To be done:
Repeat every record below exactly, omitting any pictures.

============

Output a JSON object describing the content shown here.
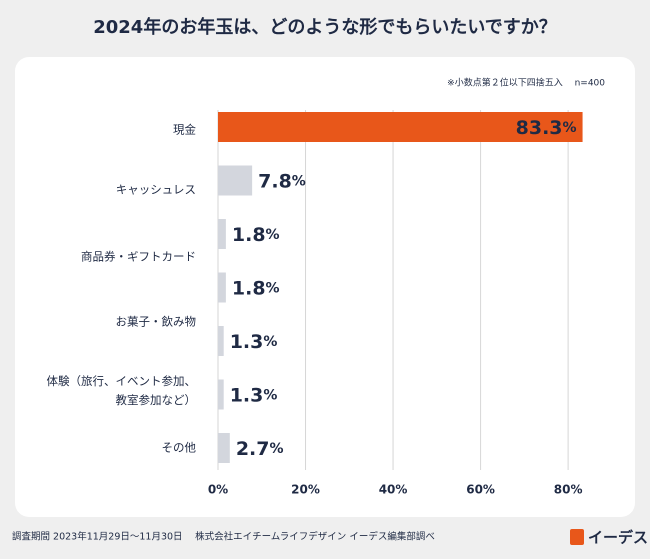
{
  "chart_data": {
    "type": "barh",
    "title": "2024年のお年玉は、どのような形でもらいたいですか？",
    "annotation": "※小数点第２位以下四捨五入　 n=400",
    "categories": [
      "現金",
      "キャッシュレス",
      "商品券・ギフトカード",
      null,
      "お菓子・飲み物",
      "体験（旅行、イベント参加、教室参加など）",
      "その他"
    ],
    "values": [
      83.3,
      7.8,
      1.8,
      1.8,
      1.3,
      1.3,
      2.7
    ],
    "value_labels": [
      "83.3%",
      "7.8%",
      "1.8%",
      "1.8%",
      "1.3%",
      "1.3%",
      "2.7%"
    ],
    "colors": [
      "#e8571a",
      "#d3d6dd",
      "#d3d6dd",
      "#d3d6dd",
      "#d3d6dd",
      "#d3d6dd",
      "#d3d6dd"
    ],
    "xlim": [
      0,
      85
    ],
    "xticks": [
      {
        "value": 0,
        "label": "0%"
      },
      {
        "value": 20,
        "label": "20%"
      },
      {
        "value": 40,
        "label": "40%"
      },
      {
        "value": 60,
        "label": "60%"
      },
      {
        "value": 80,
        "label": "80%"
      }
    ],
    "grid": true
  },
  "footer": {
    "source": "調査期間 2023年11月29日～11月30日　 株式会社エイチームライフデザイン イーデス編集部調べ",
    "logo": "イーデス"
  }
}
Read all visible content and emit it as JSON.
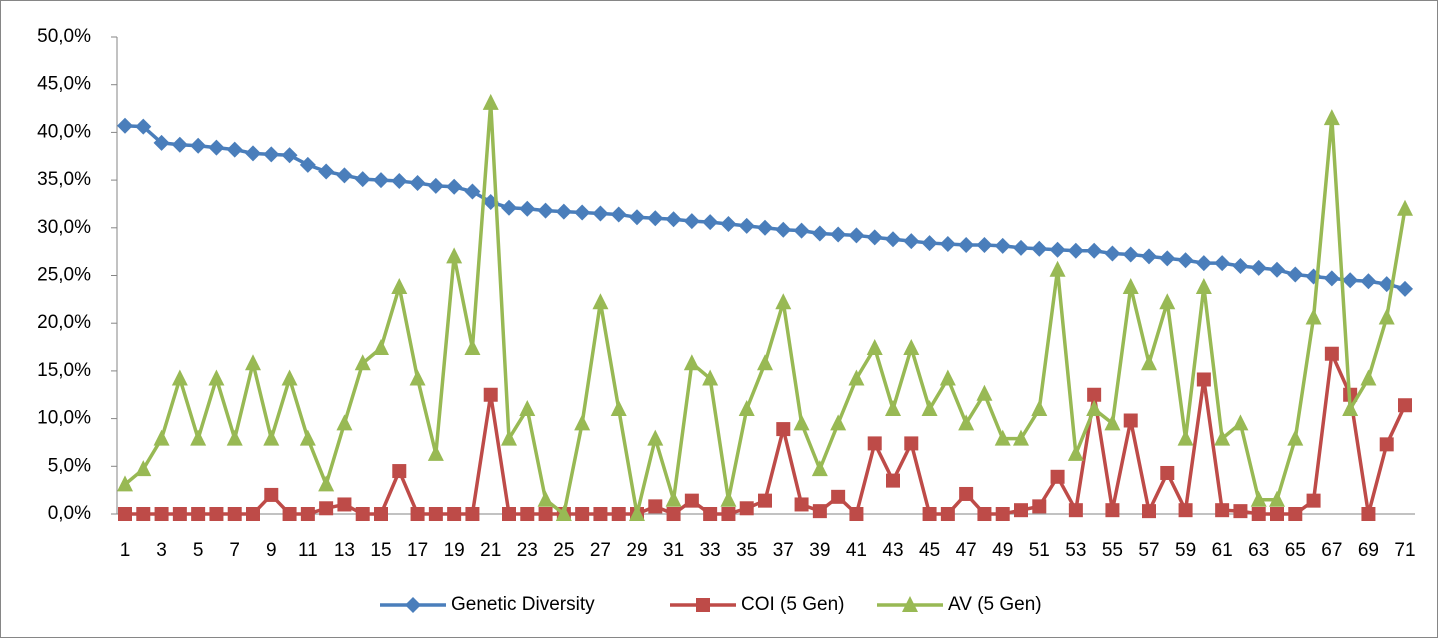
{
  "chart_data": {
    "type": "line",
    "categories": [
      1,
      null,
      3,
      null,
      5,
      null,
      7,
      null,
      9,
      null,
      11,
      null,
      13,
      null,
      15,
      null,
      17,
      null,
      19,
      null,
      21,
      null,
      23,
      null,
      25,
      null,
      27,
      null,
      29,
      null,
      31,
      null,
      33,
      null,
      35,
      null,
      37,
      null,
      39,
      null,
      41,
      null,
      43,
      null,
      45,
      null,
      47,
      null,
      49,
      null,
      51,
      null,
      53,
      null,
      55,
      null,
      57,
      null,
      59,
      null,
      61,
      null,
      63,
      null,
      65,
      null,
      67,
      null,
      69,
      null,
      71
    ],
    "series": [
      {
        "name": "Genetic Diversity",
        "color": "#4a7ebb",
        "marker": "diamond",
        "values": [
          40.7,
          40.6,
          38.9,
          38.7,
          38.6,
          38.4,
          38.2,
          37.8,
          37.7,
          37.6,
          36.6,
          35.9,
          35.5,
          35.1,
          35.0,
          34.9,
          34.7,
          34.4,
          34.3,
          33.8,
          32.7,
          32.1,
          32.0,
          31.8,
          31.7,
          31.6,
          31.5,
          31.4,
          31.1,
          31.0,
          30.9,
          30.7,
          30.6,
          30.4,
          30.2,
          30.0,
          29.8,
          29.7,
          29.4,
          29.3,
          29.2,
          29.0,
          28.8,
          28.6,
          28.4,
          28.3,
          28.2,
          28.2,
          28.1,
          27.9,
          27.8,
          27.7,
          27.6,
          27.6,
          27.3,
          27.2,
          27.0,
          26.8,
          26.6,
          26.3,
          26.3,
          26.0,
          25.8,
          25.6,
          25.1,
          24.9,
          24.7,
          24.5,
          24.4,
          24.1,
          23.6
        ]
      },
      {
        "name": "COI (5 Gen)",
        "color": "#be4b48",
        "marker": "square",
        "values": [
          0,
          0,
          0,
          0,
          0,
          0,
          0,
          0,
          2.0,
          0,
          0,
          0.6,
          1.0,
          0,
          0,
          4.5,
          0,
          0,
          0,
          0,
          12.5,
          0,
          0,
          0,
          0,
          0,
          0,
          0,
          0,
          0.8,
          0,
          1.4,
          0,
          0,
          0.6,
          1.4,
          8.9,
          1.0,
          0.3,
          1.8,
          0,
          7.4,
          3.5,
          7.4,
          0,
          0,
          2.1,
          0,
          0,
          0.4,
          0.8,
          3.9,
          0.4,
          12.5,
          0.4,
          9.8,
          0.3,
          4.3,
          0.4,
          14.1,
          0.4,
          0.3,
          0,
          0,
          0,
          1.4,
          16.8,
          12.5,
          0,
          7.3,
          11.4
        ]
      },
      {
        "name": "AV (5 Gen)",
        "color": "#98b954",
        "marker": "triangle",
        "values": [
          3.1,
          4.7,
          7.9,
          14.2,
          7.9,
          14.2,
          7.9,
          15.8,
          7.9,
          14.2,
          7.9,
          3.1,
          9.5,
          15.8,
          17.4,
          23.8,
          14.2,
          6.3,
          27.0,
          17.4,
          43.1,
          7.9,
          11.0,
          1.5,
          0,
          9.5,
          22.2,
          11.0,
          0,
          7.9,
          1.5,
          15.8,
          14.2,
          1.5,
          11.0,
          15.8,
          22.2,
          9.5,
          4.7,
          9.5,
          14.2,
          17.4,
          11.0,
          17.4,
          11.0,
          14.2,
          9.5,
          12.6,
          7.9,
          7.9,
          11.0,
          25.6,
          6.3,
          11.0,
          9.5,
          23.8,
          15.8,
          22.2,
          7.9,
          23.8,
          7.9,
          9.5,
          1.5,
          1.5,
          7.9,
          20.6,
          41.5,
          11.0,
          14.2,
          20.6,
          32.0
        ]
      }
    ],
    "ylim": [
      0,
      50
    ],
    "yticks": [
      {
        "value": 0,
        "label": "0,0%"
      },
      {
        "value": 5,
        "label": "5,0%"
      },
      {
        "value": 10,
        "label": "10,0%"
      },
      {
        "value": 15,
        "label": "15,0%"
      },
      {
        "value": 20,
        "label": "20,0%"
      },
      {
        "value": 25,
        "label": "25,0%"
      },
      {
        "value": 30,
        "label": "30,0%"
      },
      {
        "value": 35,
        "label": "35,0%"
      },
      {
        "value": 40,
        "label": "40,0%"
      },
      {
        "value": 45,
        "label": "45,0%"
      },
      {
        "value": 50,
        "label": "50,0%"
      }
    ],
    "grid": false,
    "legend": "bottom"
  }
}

============

Correct answer:
Output a JSON object describing the content shown here.
{
  "chart_data": {
    "type": "barh",
    "title": "2024年のお年玉は、どのような形でもらいたいですか？",
    "annotation": "※小数点第２位以下四捨五入　 n=400",
    "categories": [
      "現金",
      "キャッシュレス",
      "商品券・ギフトカード",
      null,
      "お菓子・飲み物",
      "体験（旅行、イベント参加、教室参加など）",
      "その他"
    ],
    "values": [
      83.3,
      7.8,
      1.8,
      1.8,
      1.3,
      1.3,
      2.7
    ],
    "value_labels": [
      "83.3%",
      "7.8%",
      "1.8%",
      "1.8%",
      "1.3%",
      "1.3%",
      "2.7%"
    ],
    "colors": [
      "#e8571a",
      "#d3d6dd",
      "#d3d6dd",
      "#d3d6dd",
      "#d3d6dd",
      "#d3d6dd",
      "#d3d6dd"
    ],
    "xlim": [
      0,
      85
    ],
    "xticks": [
      {
        "value": 0,
        "label": "0%"
      },
      {
        "value": 20,
        "label": "20%"
      },
      {
        "value": 40,
        "label": "40%"
      },
      {
        "value": 60,
        "label": "60%"
      },
      {
        "value": 80,
        "label": "80%"
      }
    ],
    "grid": true
  },
  "footer": {
    "source": "調査期間 2023年11月29日～11月30日　 株式会社エイチームライフデザイン イーデス編集部調べ",
    "logo": "イーデス"
  }
}
Read all visible content and emit it as JSON.
{
  "chart_data": {
    "type": "line",
    "categories": [
      1,
      null,
      3,
      null,
      5,
      null,
      7,
      null,
      9,
      null,
      11,
      null,
      13,
      null,
      15,
      null,
      17,
      null,
      19,
      null,
      21,
      null,
      23,
      null,
      25,
      null,
      27,
      null,
      29,
      null,
      31,
      null,
      33,
      null,
      35,
      null,
      37,
      null,
      39,
      null,
      41,
      null,
      43,
      null,
      45,
      null,
      47,
      null,
      49,
      null,
      51,
      null,
      53,
      null,
      55,
      null,
      57,
      null,
      59,
      null,
      61,
      null,
      63,
      null,
      65,
      null,
      67,
      null,
      69,
      null,
      71
    ],
    "series": [
      {
        "name": "Genetic Diversity",
        "color": "#4a7ebb",
        "marker": "diamond",
        "values": [
          40.7,
          40.6,
          38.9,
          38.7,
          38.6,
          38.4,
          38.2,
          37.8,
          37.7,
          37.6,
          36.6,
          35.9,
          35.5,
          35.1,
          35.0,
          34.9,
          34.7,
          34.4,
          34.3,
          33.8,
          32.7,
          32.1,
          32.0,
          31.8,
          31.7,
          31.6,
          31.5,
          31.4,
          31.1,
          31.0,
          30.9,
          30.7,
          30.6,
          30.4,
          30.2,
          30.0,
          29.8,
          29.7,
          29.4,
          29.3,
          29.2,
          29.0,
          28.8,
          28.6,
          28.4,
          28.3,
          28.2,
          28.2,
          28.1,
          27.9,
          27.8,
          27.7,
          27.6,
          27.6,
          27.3,
          27.2,
          27.0,
          26.8,
          26.6,
          26.3,
          26.3,
          26.0,
          25.8,
          25.6,
          25.1,
          24.9,
          24.7,
          24.5,
          24.4,
          24.1,
          23.6
        ]
      },
      {
        "name": "COI (5 Gen)",
        "color": "#be4b48",
        "marker": "square",
        "values": [
          0,
          0,
          0,
          0,
          0,
          0,
          0,
          0,
          2.0,
          0,
          0,
          0.6,
          1.0,
          0,
          0,
          4.5,
          0,
          0,
          0,
          0,
          12.5,
          0,
          0,
          0,
          0,
          0,
          0,
          0,
          0,
          0.8,
          0,
          1.4,
          0,
          0,
          0.6,
          1.4,
          8.9,
          1.0,
          0.3,
          1.8,
          0,
          7.4,
          3.5,
          7.4,
          0,
          0,
          2.1,
          0,
          0,
          0.4,
          0.8,
          3.9,
          0.4,
          12.5,
          0.4,
          9.8,
          0.3,
          4.3,
          0.4,
          14.1,
          0.4,
          0.3,
          0,
          0,
          0,
          1.4,
          16.8,
          12.5,
          0,
          7.3,
          11.4
        ]
      },
      {
        "name": "AV (5 Gen)",
        "color": "#98b954",
        "marker": "triangle",
        "values": [
          3.1,
          4.7,
          7.9,
          14.2,
          7.9,
          14.2,
          7.9,
          15.8,
          7.9,
          14.2,
          7.9,
          3.1,
          9.5,
          15.8,
          17.4,
          23.8,
          14.2,
          6.3,
          27.0,
          17.4,
          43.1,
          7.9,
          11.0,
          1.5,
          0,
          9.5,
          22.2,
          11.0,
          0,
          7.9,
          1.5,
          15.8,
          14.2,
          1.5,
          11.0,
          15.8,
          22.2,
          9.5,
          4.7,
          9.5,
          14.2,
          17.4,
          11.0,
          17.4,
          11.0,
          14.2,
          9.5,
          12.6,
          7.9,
          7.9,
          11.0,
          25.6,
          6.3,
          11.0,
          9.5,
          23.8,
          15.8,
          22.2,
          7.9,
          23.8,
          7.9,
          9.5,
          1.5,
          1.5,
          7.9,
          20.6,
          41.5,
          11.0,
          14.2,
          20.6,
          32.0
        ]
      }
    ],
    "ylim": [
      0,
      50
    ],
    "yticks": [
      {
        "value": 0,
        "label": "0,0%"
      },
      {
        "value": 5,
        "label": "5,0%"
      },
      {
        "value": 10,
        "label": "10,0%"
      },
      {
        "value": 15,
        "label": "15,0%"
      },
      {
        "value": 20,
        "label": "20,0%"
      },
      {
        "value": 25,
        "label": "25,0%"
      },
      {
        "value": 30,
        "label": "30,0%"
      },
      {
        "value": 35,
        "label": "35,0%"
      },
      {
        "value": 40,
        "label": "40,0%"
      },
      {
        "value": 45,
        "label": "45,0%"
      },
      {
        "value": 50,
        "label": "50,0%"
      }
    ],
    "grid": false,
    "legend": "bottom"
  }
}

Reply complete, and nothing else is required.